> _DATA SECTION_
--- Start ---

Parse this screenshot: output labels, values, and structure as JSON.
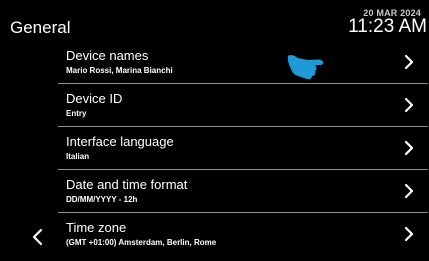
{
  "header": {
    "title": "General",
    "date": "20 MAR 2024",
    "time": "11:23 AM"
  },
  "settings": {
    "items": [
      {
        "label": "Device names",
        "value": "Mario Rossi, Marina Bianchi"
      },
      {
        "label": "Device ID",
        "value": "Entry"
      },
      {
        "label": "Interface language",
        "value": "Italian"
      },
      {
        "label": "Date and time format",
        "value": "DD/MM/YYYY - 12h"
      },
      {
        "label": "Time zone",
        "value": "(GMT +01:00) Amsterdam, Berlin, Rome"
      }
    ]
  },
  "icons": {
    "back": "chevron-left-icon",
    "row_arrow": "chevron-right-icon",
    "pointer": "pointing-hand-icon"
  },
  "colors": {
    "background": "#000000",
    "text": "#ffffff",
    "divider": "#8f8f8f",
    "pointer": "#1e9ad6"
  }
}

--- End ---

> _WRITTEN PROBLEM_
Skip the pictures and print each record exactly as it stands.

> _REPLY_
Parse this screenshot: output labels, values, and structure as JSON.
{
  "header": {
    "title": "General",
    "date": "20 MAR 2024",
    "time": "11:23 AM"
  },
  "settings": {
    "items": [
      {
        "label": "Device names",
        "value": "Mario Rossi, Marina Bianchi"
      },
      {
        "label": "Device ID",
        "value": "Entry"
      },
      {
        "label": "Interface language",
        "value": "Italian"
      },
      {
        "label": "Date and time format",
        "value": "DD/MM/YYYY - 12h"
      },
      {
        "label": "Time zone",
        "value": "(GMT +01:00) Amsterdam, Berlin, Rome"
      }
    ]
  },
  "icons": {
    "back": "chevron-left-icon",
    "row_arrow": "chevron-right-icon",
    "pointer": "pointing-hand-icon"
  },
  "colors": {
    "background": "#000000",
    "text": "#ffffff",
    "divider": "#8f8f8f",
    "pointer": "#1e9ad6"
  }
}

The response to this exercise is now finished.